DIRECTIONS FOR THIS TASK: Write the records out again, keeping each line exactly as it is.

(Stored records)
--------------------------------

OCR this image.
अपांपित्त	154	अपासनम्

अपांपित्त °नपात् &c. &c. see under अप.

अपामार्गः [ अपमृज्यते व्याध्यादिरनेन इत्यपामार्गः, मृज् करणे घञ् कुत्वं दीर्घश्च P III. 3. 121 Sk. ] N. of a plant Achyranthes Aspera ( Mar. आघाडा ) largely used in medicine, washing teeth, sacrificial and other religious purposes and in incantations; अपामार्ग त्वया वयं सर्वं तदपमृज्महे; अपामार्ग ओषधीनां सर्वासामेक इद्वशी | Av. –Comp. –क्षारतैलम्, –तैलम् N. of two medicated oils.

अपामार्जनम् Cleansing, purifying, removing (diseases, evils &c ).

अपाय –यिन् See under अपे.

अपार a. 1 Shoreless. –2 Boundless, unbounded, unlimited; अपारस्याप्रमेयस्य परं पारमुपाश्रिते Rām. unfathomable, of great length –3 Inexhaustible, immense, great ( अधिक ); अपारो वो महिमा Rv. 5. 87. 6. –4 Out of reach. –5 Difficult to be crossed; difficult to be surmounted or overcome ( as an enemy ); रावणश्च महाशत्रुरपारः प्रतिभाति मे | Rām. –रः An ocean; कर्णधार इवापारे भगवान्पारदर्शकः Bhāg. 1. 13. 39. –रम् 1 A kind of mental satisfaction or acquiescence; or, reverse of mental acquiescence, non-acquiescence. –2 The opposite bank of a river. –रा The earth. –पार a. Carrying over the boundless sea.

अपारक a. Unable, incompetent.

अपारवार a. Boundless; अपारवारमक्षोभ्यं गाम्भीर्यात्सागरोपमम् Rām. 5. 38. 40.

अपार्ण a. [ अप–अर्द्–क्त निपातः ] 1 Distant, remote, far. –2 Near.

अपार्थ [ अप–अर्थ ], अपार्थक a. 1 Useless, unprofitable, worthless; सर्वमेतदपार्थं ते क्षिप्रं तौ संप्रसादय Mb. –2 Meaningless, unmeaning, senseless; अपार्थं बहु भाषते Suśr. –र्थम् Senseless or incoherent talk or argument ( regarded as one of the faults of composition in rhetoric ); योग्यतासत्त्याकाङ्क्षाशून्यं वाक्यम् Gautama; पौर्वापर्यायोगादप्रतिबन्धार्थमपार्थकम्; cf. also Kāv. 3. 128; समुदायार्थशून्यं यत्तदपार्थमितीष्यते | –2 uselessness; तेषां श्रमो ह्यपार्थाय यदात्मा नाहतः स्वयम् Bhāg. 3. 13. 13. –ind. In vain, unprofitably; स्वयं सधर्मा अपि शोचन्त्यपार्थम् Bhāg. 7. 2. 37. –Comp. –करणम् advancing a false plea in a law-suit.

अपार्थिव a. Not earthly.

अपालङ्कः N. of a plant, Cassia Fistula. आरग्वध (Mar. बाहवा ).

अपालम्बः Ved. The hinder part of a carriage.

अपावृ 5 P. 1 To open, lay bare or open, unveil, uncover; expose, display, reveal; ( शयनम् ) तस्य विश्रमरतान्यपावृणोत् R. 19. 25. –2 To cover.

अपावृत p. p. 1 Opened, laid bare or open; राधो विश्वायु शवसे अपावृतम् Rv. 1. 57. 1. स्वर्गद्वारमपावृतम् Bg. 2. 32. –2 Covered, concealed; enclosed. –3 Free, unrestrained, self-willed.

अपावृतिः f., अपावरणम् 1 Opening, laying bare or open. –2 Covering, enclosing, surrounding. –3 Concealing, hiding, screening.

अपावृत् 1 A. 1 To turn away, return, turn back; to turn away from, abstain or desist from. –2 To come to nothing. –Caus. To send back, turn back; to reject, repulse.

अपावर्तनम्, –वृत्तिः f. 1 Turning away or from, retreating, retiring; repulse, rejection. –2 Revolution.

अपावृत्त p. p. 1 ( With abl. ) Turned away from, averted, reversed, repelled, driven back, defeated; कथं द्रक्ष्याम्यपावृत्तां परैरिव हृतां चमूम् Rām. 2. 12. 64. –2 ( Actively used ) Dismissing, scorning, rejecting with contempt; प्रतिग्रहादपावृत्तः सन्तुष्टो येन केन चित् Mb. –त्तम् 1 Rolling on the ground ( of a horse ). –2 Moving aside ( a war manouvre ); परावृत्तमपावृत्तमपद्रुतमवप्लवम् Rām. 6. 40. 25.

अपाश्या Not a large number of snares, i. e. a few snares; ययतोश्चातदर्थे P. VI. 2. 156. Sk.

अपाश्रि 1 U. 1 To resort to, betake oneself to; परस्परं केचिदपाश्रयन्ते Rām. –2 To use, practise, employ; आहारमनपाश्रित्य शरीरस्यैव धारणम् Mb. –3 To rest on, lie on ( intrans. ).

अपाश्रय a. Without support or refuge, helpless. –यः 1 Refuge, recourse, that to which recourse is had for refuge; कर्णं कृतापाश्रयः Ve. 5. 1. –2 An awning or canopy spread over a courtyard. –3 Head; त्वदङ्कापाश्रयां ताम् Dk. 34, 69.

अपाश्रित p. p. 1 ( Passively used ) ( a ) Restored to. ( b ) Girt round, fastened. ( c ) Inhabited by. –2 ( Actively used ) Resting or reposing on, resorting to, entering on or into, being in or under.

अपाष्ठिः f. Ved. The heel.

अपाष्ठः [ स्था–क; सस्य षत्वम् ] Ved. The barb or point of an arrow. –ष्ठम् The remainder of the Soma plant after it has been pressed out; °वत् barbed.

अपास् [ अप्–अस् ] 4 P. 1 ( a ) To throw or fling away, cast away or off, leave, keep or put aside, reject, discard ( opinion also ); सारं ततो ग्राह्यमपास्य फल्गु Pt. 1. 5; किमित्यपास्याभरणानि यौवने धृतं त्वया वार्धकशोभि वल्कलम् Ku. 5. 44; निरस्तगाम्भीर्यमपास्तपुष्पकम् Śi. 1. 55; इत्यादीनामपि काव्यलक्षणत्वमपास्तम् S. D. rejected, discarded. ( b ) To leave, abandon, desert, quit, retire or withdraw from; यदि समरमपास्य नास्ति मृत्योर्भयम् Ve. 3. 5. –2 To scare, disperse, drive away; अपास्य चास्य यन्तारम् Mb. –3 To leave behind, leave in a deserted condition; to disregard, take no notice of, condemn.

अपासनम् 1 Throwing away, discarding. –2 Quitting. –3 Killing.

--------------------------------

OUTPUT OF THE EXERCISE:
OCR this image.
अपांपित्त	154	अपासनम्

अपांपित्त °नपात् &c. &c. see under अप.

अपामार्गः [ अपमृज्यते व्याध्यादिरनेन इत्यपामार्गः, मृज् करणे घञ् कुत्वं दीर्घश्च P III. 3. 121 Sk. ] N. of a plant Achyranthes Aspera ( Mar. आघाडा ) largely used in medicine, washing teeth, sacrificial and other religious purposes and in incantations; अपामार्ग त्वया वयं सर्वं तदपमृज्महे; अपामार्ग ओषधीनां सर्वासामेक इद्वशी | Av. –Comp. –क्षारतैलम्, –तैलम् N. of two medicated oils.

अपामार्जनम् Cleansing, purifying, removing (diseases, evils &c ).

अपाय –यिन् See under अपे.

अपार a. 1 Shoreless. –2 Boundless, unbounded, unlimited; अपारस्याप्रमेयस्य परं पारमुपाश्रिते Rām. unfathomable, of great length –3 Inexhaustible, immense, great ( अधिक ); अपारो वो महिमा Rv. 5. 87. 6. –4 Out of reach. –5 Difficult to be crossed; difficult to be surmounted or overcome ( as an enemy ); रावणश्च महाशत्रुरपारः प्रतिभाति मे | Rām. –रः An ocean; कर्णधार इवापारे भगवान्पारदर्शकः Bhāg. 1. 13. 39. –रम् 1 A kind of mental satisfaction or acquiescence; or, reverse of mental acquiescence, non-acquiescence. –2 The opposite bank of a river. –रा The earth. –पार a. Carrying over the boundless sea.

अपारक a. Unable, incompetent.

अपारवार a. Boundless; अपारवारमक्षोभ्यं गाम्भीर्यात्सागरोपमम् Rām. 5. 38. 40.

अपार्ण a. [ अप–अर्द्–क्त निपातः ] 1 Distant, remote, far. –2 Near.

अपार्थ [ अप–अर्थ ], अपार्थक a. 1 Useless, unprofitable, worthless; सर्वमेतदपार्थं ते क्षिप्रं तौ संप्रसादय Mb. –2 Meaningless, unmeaning, senseless; अपार्थं बहु भाषते Suśr. –र्थम् Senseless or incoherent talk or argument ( regarded as one of the faults of composition in rhetoric ); योग्यतासत्त्याकाङ्क्षाशून्यं वाक्यम् Gautama; पौर्वापर्यायोगादप्रतिबन्धार्थमपार्थकम्; cf. also Kāv. 3. 128; समुदायार्थशून्यं यत्तदपार्थमितीष्यते | –2 uselessness; तेषां श्रमो ह्यपार्थाय यदात्मा नाहतः स्वयम् Bhāg. 3. 13. 13. –ind. In vain, unprofitably; स्वयं सधर्मा अपि शोचन्त्यपार्थम् Bhāg. 7. 2. 37. –Comp. –करणम् advancing a false plea in a law-suit.

अपार्थिव a. Not earthly.

अपालङ्कः N. of a plant, Cassia Fistula. आरग्वध (Mar. बाहवा ).

अपालम्बः Ved. The hinder part of a carriage.

अपावृ 5 P. 1 To open, lay bare or open, unveil, uncover; expose, display, reveal; ( शयनम् ) तस्य विश्रमरतान्यपावृणोत् R. 19. 25. –2 To cover.

अपावृत p. p. 1 Opened, laid bare or open; राधो विश्वायु शवसे अपावृतम् Rv. 1. 57. 1. स्वर्गद्वारमपावृतम् Bg. 2. 32. –2 Covered, concealed; enclosed. –3 Free, unrestrained, self-willed.

अपावृतिः f., अपावरणम् 1 Opening, laying bare or open. –2 Covering, enclosing, surrounding. –3 Concealing, hiding, screening.

अपावृत् 1 A. 1 To turn away, return, turn back; to turn away from, abstain or desist from. –2 To come to nothing. –Caus. To send back, turn back; to reject, repulse.

अपावर्तनम्, –वृत्तिः f. 1 Turning away or from, retreating, retiring; repulse, rejection. –2 Revolution.

अपावृत्त p. p. 1 ( With abl. ) Turned away from, averted, reversed, repelled, driven back, defeated; कथं द्रक्ष्याम्यपावृत्तां परैरिव हृतां चमूम् Rām. 2. 12. 64. –2 ( Actively used ) Dismissing, scorning, rejecting with contempt; प्रतिग्रहादपावृत्तः सन्तुष्टो येन केन चित् Mb. –त्तम् 1 Rolling on the ground ( of a horse ). –2 Moving aside ( a war manouvre ); परावृत्तमपावृत्तमपद्रुतमवप्लवम् Rām. 6. 40. 25.

अपाश्या Not a large number of snares, i. e. a few snares; ययतोश्चातदर्थे P. VI. 2. 156. Sk.

अपाश्रि 1 U. 1 To resort to, betake oneself to; परस्परं केचिदपाश्रयन्ते Rām. –2 To use, practise, employ; आहारमनपाश्रित्य शरीरस्यैव धारणम् Mb. –3 To rest on, lie on ( intrans. ).

अपाश्रय a. Without support or refuge, helpless. –यः 1 Refuge, recourse, that to which recourse is had for refuge; कर्णं कृतापाश्रयः Ve. 5. 1. –2 An awning or canopy spread over a courtyard. –3 Head; त्वदङ्कापाश्रयां ताम् Dk. 34, 69.

अपाश्रित p. p. 1 ( Passively used ) ( a ) Restored to. ( b ) Girt round, fastened. ( c ) Inhabited by. –2 ( Actively used ) Resting or reposing on, resorting to, entering on or into, being in or under.

अपाष्ठिः f. Ved. The heel.

अपाष्ठः [ स्था–क; सस्य षत्वम् ] Ved. The barb or point of an arrow. –ष्ठम् The remainder of the Soma plant after it has been pressed out; °वत् barbed.

अपास् [ अप्–अस् ] 4 P. 1 ( a ) To throw or fling away, cast away or off, leave, keep or put aside, reject, discard ( opinion also ); सारं ततो ग्राह्यमपास्य फल्गु Pt. 1. 5; किमित्यपास्याभरणानि यौवने धृतं त्वया वार्धकशोभि वल्कलम् Ku. 5. 44; निरस्तगाम्भीर्यमपास्तपुष्पकम् Śi. 1. 55; इत्यादीनामपि काव्यलक्षणत्वमपास्तम् S. D. rejected, discarded. ( b ) To leave, abandon, desert, quit, retire or withdraw from; यदि समरमपास्य नास्ति मृत्योर्भयम् Ve. 3. 5. –2 To scare, disperse, drive away; अपास्य चास्य यन्तारम् Mb. –3 To leave behind, leave in a deserted condition; to disregard, take no notice of, condemn.

अपासनम् 1 Throwing away, discarding. –2 Quitting. –3 Killing.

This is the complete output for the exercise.